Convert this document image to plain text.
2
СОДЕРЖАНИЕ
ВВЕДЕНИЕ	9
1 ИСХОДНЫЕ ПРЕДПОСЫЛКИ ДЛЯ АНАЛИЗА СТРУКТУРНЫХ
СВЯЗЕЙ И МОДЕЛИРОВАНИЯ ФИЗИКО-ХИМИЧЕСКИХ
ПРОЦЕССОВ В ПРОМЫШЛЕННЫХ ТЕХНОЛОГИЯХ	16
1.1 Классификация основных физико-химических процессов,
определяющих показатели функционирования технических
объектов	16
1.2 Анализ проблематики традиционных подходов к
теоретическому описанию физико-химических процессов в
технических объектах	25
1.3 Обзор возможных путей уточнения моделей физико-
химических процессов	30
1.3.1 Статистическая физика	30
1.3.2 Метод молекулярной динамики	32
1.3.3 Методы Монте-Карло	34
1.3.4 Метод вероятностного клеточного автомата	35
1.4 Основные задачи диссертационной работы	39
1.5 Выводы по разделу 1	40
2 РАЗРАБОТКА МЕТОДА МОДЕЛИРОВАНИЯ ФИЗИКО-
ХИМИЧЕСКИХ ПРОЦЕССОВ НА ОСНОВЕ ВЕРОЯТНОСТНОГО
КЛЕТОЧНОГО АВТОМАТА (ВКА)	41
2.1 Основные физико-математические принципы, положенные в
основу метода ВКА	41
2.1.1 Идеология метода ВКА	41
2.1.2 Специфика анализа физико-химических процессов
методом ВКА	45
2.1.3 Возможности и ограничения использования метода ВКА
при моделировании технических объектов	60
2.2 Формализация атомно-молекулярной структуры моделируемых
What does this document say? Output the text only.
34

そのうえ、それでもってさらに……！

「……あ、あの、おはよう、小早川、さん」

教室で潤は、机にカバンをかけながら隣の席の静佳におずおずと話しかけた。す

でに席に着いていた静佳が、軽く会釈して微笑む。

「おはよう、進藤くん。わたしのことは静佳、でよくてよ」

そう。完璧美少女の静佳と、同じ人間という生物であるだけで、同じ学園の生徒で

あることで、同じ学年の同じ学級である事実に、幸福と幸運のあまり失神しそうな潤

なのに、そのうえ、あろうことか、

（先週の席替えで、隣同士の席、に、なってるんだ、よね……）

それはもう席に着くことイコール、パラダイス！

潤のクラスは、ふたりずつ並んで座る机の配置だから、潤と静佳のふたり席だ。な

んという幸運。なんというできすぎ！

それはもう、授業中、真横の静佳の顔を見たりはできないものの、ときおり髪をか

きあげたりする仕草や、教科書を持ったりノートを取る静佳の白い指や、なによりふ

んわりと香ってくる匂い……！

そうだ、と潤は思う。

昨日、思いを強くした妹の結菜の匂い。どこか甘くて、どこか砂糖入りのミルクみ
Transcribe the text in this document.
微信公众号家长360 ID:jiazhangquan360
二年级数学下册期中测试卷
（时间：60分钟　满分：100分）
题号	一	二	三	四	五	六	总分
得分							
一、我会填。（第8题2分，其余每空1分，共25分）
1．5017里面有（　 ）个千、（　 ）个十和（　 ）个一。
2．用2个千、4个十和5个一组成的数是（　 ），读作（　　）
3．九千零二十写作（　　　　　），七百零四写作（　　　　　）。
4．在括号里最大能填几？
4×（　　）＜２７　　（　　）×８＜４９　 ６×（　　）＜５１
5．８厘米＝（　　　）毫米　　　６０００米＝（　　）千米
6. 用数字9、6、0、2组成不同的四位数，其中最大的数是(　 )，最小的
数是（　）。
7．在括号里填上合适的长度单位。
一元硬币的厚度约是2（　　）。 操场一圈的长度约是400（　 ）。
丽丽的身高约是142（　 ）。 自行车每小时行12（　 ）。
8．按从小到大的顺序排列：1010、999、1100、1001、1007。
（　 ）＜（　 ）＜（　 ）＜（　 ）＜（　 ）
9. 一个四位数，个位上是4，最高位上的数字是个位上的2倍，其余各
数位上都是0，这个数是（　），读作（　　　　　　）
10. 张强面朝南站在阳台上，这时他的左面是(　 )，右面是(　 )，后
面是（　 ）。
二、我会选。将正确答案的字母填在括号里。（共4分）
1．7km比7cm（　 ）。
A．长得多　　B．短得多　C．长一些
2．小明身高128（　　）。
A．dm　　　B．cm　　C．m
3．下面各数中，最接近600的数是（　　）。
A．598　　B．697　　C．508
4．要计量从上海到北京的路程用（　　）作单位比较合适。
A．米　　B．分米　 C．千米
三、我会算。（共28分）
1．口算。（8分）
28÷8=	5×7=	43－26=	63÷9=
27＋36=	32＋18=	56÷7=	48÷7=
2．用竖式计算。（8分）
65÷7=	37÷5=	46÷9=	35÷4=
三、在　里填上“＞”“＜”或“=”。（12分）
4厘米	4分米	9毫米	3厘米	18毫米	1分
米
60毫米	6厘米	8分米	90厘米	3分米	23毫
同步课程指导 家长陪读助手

# [Given request]
Filter the entries and copy out every line with the word "おはよう".

# [Expected output]
「……あ、あの、おはよう、小早川、さん」
「おはよう、進藤くん。わたしのことは静佳、でよくてよ」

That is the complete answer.